◆ Aim
Scan the data below for the string "depth". Show every line where it turns up.

◆ Dataset records
* * *

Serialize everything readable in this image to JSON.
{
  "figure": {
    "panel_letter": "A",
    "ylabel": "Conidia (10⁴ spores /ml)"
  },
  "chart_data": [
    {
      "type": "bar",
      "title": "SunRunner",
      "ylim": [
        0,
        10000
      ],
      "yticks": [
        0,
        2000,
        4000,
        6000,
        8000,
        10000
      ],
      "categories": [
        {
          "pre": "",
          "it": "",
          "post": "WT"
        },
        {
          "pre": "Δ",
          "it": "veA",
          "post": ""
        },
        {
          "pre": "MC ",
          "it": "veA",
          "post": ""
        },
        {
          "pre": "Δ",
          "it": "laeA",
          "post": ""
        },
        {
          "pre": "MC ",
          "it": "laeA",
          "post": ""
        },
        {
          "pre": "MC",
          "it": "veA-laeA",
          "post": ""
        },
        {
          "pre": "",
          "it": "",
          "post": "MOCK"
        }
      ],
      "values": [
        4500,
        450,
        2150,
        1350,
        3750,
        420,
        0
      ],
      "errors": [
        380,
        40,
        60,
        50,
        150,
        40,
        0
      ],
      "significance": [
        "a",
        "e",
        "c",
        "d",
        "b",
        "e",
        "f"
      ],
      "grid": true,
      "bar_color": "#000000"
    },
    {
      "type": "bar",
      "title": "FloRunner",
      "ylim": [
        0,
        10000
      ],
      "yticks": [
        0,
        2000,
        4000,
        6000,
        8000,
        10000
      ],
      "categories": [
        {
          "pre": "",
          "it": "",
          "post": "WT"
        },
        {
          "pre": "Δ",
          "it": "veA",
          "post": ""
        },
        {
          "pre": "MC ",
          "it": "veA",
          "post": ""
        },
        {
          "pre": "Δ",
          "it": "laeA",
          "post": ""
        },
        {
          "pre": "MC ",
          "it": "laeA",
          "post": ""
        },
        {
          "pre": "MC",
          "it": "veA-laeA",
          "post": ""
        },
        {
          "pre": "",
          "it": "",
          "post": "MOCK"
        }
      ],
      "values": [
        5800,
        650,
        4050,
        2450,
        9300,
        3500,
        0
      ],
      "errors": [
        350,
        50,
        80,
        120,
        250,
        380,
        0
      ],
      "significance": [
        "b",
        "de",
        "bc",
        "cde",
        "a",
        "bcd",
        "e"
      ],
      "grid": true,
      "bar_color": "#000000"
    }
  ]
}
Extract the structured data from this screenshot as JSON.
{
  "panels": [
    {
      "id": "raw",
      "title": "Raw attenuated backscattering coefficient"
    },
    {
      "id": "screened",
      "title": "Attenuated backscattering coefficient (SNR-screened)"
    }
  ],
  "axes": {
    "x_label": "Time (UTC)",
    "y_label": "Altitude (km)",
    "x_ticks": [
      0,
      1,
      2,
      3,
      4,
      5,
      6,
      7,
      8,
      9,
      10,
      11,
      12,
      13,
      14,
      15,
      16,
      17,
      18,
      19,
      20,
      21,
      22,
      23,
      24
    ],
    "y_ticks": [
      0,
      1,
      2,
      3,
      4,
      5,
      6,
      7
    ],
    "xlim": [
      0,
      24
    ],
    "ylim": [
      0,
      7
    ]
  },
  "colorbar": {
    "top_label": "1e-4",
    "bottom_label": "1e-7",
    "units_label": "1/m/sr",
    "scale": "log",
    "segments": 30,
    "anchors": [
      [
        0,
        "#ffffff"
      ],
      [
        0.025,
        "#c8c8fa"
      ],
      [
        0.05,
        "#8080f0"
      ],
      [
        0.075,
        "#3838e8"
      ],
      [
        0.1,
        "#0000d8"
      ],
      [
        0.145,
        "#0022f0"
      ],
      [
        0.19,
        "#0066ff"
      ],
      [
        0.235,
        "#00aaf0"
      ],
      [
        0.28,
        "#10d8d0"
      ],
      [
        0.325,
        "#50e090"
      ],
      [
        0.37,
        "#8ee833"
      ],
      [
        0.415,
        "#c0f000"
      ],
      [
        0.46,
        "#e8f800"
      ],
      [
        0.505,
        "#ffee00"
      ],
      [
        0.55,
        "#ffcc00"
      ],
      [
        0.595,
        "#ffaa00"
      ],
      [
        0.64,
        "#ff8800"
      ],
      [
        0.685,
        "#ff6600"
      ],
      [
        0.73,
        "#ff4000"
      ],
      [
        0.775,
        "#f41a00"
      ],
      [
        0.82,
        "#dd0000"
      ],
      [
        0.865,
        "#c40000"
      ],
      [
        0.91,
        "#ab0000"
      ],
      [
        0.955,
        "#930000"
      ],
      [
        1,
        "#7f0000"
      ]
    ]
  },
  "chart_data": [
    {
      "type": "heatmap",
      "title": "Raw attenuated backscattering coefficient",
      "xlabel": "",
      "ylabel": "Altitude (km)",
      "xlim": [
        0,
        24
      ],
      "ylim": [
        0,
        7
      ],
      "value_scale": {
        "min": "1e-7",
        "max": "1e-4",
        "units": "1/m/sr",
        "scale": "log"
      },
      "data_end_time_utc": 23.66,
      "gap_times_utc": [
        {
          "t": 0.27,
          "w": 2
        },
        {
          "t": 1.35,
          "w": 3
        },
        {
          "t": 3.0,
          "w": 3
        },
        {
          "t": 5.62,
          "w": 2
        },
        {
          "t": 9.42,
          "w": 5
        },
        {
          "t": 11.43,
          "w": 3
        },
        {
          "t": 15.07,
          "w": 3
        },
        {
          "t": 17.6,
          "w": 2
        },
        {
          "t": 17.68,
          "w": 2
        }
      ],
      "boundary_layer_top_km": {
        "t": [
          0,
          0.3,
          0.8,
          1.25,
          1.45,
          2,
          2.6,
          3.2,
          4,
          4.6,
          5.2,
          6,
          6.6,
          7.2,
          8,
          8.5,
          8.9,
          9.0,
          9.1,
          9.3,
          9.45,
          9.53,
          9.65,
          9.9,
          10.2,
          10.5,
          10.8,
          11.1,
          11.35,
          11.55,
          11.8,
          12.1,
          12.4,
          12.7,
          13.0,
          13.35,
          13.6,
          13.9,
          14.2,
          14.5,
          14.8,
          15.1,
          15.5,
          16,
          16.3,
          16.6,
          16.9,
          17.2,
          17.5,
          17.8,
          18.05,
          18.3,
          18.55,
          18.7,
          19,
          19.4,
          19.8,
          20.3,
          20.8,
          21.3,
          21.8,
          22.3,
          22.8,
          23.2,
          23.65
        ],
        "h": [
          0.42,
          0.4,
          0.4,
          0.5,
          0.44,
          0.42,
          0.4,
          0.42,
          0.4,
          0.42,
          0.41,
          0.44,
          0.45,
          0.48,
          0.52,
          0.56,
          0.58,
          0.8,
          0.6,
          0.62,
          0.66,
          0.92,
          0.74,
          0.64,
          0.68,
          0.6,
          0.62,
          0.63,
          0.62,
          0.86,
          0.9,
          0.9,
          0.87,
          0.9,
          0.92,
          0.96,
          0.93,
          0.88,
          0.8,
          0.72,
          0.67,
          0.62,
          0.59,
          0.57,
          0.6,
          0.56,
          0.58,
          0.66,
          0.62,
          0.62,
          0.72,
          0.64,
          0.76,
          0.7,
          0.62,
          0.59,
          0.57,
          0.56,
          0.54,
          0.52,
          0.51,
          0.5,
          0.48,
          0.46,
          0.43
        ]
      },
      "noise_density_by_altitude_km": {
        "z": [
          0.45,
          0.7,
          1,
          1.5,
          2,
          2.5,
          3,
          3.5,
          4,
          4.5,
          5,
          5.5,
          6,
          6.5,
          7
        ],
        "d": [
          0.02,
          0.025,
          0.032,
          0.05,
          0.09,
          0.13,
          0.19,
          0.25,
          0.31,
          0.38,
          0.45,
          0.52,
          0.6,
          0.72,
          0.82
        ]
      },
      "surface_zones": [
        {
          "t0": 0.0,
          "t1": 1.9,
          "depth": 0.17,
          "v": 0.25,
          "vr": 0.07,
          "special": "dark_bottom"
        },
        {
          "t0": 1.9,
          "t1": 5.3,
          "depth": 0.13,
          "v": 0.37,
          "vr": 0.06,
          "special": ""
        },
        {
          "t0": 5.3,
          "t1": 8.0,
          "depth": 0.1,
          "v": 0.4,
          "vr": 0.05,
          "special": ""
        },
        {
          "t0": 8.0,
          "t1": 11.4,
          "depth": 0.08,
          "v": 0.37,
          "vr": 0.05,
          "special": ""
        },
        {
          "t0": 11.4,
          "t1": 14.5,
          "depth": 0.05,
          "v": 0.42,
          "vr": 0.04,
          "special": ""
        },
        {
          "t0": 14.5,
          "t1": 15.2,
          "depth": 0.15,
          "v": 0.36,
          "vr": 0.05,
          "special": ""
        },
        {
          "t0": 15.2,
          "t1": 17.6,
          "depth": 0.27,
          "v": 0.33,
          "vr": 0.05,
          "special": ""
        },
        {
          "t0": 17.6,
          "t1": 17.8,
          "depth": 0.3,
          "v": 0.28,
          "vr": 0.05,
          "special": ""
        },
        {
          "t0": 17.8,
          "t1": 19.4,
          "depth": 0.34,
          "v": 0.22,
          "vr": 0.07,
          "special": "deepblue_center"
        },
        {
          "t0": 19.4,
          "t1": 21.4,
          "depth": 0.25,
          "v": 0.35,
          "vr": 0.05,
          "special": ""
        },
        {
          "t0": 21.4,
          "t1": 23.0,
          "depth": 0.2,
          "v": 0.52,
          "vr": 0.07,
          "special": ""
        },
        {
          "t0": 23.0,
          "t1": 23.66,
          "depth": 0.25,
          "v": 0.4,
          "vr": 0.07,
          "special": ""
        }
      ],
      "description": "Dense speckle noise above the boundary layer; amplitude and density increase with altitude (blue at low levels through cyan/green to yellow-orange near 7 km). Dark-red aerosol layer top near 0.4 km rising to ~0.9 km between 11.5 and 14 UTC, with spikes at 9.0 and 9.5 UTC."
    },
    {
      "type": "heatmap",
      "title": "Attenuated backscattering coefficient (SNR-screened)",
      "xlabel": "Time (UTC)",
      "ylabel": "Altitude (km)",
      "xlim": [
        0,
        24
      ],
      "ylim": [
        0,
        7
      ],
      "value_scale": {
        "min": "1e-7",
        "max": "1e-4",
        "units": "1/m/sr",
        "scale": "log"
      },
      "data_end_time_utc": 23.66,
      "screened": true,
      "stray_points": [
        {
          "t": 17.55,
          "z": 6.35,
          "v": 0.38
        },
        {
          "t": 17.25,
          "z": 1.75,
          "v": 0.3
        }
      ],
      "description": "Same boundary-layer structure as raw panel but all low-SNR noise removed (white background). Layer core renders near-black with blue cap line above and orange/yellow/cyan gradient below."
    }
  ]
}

* * *

◆ Response to this task
          "depth": 0.17,
          "depth": 0.13,
          "depth": 0.1,
          "depth": 0.08,
          "depth": 0.05,
          "depth": 0.15,
          "depth": 0.27,
          "depth": 0.3,
          "depth": 0.34,
          "depth": 0.25,
          "depth": 0.2,
          "depth": 0.25,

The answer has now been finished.